Records from a data collection »
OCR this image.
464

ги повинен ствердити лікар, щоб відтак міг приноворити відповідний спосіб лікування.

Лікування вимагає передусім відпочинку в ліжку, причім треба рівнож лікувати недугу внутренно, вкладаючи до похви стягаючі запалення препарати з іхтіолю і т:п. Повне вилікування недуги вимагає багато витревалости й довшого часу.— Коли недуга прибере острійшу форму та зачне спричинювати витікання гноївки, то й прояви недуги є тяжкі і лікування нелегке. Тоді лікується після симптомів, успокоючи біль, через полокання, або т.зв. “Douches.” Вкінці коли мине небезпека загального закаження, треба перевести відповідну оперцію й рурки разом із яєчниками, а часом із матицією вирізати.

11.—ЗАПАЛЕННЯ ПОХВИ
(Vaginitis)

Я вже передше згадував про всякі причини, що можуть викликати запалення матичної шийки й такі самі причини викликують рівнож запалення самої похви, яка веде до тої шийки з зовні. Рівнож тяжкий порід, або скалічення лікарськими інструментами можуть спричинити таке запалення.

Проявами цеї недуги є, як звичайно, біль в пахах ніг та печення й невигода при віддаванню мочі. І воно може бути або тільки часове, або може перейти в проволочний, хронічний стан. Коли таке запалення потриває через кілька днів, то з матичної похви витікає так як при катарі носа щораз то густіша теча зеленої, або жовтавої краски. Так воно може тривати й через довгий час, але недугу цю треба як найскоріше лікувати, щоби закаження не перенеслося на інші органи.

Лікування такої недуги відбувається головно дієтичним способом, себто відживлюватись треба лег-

What is expected » Extract all lines as given.

Full solution »
OCR this image.
464

ги повинен ствердити лікар, щоб відтак міг приноворити відповідний спосіб лікування.

Лікування вимагає передусім відпочинку в ліжку, причім треба рівнож лікувати недугу внутренно, вкладаючи до похви стягаючі запалення препарати з іхтіолю і т:п. Повне вилікування недуги вимагає багато витревалости й довшого часу.— Коли недуга прибере острійшу форму та зачне спричинювати витікання гноївки, то й прояви недуги є тяжкі і лікування нелегке. Тоді лікується після симптомів, успокоючи біль, через полокання, або т.зв. “Douches.” Вкінці коли мине небезпека загального закаження, треба перевести відповідну оперцію й рурки разом із яєчниками, а часом із матицією вирізати.

11.—ЗАПАЛЕННЯ ПОХВИ
(Vaginitis)

Я вже передше згадував про всякі причини, що можуть викликати запалення матичної шийки й такі самі причини викликують рівнож запалення самої похви, яка веде до тої шийки з зовні. Рівнож тяжкий порід, або скалічення лікарськими інструментами можуть спричинити таке запалення.

Проявами цеї недуги є, як звичайно, біль в пахах ніг та печення й невигода при віддаванню мочі. І воно може бути або тільки часове, або може перейти в проволочний, хронічний стан. Коли таке запалення потриває через кілька днів, то з матичної похви витікає так як при катарі носа щораз то густіша теча зеленої, або жовтавої краски. Так воно може тривати й через довгий час, але недугу цю треба як найскоріше лікувати, щоби закаження не перенеслося на інші органи.

Лікування такої недуги відбувається головно дієтичним способом, себто відживлюватись треба лег-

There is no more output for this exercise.